* Your objective:
Repeat the data word for word, from its first line through the line containing "nav-link-menu[interactable]: Menu —".

### Records shown

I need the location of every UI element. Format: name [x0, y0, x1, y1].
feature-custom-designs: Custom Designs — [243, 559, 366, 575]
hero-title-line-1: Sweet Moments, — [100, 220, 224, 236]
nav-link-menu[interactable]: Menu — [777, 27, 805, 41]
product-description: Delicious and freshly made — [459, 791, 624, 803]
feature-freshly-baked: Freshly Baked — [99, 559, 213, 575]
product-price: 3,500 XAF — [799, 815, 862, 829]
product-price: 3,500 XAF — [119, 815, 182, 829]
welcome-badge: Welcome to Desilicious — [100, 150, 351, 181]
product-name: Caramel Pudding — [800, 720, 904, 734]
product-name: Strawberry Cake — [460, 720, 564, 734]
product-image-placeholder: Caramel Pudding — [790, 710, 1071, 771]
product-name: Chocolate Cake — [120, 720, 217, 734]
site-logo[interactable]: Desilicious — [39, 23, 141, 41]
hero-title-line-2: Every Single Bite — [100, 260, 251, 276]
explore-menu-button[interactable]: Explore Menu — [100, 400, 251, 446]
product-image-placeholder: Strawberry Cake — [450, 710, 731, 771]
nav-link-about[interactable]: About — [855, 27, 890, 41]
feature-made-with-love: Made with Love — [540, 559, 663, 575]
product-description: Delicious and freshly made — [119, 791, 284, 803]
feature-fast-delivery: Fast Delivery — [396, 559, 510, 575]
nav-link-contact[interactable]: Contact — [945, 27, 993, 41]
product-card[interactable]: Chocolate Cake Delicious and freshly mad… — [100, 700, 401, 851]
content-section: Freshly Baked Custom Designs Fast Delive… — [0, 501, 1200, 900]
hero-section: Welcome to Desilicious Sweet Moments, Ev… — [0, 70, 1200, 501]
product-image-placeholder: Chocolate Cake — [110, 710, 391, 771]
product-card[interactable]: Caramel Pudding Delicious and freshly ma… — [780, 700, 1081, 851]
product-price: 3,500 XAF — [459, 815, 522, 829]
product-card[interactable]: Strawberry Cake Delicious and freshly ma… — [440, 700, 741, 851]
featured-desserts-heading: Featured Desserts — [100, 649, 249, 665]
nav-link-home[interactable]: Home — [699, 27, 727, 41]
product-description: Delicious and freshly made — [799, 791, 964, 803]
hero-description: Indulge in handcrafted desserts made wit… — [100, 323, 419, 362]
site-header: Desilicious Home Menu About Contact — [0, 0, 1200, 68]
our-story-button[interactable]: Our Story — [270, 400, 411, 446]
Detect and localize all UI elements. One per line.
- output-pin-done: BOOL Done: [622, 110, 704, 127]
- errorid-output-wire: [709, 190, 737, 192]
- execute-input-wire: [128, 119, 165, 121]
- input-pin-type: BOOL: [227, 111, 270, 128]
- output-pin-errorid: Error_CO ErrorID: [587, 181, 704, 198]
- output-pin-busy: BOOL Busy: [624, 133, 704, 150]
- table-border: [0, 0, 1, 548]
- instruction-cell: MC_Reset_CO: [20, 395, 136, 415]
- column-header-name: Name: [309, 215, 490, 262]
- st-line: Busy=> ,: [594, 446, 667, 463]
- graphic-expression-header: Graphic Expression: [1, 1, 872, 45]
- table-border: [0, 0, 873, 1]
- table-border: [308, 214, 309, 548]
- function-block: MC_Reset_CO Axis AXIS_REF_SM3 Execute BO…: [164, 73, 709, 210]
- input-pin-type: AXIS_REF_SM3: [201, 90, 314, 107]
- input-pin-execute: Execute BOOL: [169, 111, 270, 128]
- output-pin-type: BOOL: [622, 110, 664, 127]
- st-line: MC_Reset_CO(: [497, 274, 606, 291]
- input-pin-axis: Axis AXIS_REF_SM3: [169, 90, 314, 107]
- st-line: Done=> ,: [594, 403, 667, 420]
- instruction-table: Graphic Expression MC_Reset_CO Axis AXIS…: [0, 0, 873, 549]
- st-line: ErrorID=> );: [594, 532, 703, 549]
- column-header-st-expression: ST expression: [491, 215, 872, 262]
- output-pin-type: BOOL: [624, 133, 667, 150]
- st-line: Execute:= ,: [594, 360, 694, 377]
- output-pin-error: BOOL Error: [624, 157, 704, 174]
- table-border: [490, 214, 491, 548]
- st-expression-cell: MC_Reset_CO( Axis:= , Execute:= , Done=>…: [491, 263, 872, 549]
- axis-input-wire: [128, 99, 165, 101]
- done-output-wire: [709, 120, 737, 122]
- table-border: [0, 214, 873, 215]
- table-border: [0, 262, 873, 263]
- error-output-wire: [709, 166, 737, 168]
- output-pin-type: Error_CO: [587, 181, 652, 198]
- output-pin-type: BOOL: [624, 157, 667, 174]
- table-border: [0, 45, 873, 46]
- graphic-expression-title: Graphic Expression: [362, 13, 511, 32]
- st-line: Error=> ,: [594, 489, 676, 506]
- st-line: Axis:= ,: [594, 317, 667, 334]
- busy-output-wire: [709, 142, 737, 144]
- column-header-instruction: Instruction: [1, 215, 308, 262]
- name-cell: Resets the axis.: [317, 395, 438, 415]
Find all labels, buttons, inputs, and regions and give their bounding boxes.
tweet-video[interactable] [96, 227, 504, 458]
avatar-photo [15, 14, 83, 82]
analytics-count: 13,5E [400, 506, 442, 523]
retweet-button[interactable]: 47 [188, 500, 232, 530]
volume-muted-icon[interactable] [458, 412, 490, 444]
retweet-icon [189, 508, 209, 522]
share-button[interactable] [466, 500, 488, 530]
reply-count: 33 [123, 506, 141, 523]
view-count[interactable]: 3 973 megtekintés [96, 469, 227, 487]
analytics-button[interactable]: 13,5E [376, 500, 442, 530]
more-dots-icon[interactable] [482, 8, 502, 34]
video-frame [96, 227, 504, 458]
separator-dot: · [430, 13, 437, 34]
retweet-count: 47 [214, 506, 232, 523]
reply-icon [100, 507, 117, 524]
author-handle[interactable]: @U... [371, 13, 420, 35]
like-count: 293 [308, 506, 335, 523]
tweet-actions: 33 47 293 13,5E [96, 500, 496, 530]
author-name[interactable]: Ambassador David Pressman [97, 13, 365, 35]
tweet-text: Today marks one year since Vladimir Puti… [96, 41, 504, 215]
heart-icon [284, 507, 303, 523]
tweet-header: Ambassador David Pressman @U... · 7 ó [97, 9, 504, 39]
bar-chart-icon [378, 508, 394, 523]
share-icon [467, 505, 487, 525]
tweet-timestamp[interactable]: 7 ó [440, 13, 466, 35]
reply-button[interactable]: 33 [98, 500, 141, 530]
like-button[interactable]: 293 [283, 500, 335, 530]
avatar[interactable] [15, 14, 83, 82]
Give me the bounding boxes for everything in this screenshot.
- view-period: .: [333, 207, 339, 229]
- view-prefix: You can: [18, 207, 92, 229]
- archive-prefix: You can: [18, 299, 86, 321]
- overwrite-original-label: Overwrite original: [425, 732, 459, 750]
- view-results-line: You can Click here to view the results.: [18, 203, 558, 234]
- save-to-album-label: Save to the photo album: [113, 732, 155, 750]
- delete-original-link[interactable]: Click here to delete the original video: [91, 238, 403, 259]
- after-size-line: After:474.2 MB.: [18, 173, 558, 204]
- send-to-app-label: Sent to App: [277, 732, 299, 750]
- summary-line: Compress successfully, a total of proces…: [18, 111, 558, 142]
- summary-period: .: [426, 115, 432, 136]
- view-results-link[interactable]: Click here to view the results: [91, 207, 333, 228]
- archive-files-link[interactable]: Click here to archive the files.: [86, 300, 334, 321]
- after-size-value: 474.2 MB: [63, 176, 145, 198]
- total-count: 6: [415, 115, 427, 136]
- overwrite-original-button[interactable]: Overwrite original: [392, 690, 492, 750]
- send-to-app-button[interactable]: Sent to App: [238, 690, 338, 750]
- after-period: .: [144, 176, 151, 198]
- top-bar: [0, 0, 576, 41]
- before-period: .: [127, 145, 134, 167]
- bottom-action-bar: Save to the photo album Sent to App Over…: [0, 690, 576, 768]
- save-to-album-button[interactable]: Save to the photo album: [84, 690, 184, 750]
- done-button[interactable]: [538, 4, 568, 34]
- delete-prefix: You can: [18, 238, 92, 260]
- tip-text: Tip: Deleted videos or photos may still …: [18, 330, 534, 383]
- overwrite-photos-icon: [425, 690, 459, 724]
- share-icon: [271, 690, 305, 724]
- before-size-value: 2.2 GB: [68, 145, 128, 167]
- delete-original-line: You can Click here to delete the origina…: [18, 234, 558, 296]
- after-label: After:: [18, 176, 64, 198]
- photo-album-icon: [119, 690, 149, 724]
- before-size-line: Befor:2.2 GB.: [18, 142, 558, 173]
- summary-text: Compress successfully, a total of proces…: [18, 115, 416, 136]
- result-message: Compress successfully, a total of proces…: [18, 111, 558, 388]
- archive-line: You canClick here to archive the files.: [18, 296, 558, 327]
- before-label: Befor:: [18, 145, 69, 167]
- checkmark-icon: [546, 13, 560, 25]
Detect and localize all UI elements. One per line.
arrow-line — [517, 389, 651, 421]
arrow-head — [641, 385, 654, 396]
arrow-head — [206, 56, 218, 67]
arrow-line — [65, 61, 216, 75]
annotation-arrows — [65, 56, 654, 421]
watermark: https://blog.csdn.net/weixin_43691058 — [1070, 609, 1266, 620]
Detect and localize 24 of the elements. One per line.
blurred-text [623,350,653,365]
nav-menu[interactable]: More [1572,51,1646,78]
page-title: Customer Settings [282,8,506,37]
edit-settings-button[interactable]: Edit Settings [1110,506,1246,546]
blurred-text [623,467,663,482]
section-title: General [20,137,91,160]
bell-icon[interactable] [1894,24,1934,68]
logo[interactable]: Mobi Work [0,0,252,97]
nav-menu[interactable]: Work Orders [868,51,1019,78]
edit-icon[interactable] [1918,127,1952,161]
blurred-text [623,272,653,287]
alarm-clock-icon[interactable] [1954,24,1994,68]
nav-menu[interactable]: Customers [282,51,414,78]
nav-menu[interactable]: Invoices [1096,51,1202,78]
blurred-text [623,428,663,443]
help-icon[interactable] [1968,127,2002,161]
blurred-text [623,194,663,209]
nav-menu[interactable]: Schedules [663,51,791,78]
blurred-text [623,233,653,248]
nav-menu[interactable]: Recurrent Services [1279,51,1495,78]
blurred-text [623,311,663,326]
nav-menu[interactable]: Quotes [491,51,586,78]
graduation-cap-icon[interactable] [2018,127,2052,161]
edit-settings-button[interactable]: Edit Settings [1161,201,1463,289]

######

* Correct response:
I need the location of every UI element. Format: name [x0, y0, x1, y1].
feature-custom-designs: Custom Designs — [243, 559, 366, 575]
hero-title-line-1: Sweet Moments, — [100, 220, 224, 236]
nav-link-menu[interactable]: Menu — [777, 27, 805, 41]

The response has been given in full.